WHAT NEEDS TO BE DONE = Which lines hold the word "heading"? Copy each one.

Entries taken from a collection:
------

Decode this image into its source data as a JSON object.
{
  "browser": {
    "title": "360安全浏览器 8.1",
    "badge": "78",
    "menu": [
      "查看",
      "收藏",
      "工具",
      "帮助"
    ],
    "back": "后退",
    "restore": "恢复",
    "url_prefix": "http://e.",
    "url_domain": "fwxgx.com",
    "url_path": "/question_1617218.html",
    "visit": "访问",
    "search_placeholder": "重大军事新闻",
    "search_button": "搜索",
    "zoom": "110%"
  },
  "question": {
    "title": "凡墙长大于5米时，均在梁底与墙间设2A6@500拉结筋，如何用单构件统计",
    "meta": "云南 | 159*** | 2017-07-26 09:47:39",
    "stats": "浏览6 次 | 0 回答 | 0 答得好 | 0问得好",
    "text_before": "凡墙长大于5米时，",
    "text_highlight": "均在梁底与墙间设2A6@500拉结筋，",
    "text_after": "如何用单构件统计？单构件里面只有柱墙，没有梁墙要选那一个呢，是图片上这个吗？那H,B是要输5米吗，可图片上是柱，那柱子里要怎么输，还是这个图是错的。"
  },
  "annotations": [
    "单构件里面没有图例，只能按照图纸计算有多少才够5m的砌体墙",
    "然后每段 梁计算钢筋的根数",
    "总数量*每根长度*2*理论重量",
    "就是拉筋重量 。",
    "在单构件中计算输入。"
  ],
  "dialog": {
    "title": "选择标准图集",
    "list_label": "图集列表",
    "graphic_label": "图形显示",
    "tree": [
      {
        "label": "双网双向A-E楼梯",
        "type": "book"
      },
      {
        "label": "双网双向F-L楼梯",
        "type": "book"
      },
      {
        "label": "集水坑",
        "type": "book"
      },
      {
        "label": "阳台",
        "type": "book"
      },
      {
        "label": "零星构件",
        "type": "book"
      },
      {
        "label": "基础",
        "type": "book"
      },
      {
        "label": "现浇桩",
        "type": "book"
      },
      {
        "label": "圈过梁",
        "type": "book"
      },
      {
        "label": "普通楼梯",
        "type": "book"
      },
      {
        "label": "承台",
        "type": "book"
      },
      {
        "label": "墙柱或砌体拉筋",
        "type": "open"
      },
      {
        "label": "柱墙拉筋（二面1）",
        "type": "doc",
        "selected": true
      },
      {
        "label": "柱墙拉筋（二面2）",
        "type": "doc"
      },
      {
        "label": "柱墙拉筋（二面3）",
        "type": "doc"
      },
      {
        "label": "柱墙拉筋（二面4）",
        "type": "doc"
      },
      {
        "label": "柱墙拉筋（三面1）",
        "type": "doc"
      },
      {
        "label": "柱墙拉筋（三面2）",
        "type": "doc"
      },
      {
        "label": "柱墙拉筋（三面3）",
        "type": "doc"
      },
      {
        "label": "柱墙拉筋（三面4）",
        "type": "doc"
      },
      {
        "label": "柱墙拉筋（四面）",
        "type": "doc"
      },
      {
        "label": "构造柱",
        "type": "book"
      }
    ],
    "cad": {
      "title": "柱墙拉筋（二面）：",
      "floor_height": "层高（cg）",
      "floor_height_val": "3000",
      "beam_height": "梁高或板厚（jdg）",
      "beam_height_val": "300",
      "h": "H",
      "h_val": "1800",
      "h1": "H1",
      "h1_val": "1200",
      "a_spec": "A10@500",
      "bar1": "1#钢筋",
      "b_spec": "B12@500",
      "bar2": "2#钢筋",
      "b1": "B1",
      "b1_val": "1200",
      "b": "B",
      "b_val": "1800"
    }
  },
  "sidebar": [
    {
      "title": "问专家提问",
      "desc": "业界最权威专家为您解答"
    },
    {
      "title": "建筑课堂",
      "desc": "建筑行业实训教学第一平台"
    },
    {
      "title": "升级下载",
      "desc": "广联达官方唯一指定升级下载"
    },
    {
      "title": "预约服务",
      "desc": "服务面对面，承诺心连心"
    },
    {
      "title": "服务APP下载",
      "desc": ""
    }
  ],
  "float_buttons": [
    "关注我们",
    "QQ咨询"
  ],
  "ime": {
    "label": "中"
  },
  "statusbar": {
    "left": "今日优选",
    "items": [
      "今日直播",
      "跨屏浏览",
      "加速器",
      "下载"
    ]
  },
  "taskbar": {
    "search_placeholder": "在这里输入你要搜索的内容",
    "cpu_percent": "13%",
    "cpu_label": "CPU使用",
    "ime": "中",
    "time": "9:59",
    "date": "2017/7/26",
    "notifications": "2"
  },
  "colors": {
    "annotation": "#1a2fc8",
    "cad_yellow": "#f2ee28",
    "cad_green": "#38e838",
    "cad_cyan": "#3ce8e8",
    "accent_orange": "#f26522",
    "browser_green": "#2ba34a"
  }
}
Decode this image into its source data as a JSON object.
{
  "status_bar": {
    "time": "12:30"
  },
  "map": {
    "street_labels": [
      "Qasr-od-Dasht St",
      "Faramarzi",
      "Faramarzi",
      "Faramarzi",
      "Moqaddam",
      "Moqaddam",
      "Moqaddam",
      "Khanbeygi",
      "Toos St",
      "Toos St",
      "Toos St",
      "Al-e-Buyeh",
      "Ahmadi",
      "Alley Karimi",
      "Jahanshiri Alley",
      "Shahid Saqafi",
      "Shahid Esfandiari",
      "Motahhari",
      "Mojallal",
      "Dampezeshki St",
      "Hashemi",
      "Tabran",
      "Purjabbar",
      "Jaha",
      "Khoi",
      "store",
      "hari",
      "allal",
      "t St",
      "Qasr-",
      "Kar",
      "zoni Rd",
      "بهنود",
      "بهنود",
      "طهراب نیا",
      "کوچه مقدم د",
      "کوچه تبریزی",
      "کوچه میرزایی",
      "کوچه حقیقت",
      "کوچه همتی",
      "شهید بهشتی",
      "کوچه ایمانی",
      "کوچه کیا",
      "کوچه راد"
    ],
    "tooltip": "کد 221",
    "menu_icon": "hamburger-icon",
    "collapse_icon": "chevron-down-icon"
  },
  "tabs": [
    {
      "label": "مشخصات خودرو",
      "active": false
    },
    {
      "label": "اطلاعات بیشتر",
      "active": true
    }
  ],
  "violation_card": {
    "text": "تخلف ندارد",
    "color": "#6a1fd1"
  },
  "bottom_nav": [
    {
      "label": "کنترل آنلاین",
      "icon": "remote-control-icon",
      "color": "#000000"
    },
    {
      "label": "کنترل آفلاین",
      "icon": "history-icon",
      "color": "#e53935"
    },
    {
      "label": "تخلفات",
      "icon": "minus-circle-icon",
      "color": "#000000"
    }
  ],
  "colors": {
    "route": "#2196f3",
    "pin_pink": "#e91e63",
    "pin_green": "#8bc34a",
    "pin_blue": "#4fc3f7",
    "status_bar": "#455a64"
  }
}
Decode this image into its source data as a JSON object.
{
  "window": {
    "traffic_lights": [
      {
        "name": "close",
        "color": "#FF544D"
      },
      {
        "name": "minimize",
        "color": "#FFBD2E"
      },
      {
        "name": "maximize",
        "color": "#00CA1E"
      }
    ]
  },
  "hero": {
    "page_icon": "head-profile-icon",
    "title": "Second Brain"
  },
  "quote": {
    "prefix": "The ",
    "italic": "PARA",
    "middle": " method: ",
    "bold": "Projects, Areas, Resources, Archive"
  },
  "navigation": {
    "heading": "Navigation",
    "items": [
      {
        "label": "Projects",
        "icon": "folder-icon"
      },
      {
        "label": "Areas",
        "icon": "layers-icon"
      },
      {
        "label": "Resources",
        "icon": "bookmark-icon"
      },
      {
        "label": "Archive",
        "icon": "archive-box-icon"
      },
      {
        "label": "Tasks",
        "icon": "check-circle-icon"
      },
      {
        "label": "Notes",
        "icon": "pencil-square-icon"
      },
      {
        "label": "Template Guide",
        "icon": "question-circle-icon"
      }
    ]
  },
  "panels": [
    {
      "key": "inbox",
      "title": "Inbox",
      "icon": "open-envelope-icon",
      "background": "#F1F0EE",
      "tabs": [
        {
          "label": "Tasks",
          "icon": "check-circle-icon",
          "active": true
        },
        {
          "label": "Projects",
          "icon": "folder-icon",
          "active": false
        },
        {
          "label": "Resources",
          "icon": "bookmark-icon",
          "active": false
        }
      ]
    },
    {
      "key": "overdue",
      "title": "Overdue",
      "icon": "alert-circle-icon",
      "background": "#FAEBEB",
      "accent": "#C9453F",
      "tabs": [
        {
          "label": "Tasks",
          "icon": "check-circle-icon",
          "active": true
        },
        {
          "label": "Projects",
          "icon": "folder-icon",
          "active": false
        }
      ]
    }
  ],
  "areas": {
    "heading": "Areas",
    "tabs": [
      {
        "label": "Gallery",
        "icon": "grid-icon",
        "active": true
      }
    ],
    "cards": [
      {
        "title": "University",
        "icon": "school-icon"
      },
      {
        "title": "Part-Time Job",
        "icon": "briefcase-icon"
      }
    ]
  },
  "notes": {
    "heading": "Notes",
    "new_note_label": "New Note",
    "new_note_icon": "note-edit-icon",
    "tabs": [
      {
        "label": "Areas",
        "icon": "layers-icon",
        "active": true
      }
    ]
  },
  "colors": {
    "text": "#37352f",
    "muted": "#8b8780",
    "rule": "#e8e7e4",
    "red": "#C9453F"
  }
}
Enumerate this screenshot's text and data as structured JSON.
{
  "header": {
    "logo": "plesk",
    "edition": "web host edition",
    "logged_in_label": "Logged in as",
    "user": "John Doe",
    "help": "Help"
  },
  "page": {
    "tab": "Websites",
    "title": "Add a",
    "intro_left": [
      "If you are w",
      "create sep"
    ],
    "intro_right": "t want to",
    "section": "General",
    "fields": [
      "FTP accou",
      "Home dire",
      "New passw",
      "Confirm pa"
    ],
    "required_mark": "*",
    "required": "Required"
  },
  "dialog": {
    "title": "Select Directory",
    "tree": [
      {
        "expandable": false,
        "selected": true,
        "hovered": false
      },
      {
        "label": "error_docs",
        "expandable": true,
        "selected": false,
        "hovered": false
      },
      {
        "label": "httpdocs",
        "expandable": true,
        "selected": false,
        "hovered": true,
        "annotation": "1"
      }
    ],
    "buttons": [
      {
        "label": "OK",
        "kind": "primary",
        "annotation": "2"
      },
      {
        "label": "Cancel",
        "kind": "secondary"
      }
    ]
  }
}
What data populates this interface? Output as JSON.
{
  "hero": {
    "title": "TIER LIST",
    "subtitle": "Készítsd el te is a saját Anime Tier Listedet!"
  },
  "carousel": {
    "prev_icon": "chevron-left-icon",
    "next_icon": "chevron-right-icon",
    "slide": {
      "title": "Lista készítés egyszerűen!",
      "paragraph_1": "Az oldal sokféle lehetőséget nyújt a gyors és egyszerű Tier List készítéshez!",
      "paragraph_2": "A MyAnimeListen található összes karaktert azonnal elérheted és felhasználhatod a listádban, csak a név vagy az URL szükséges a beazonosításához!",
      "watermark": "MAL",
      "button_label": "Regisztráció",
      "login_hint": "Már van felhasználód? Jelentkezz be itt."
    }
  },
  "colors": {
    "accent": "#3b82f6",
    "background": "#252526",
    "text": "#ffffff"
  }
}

------

WRITTEN SOLUTION =
    "heading": "Navigation",
    "heading": "Areas",
    "heading": "Notes",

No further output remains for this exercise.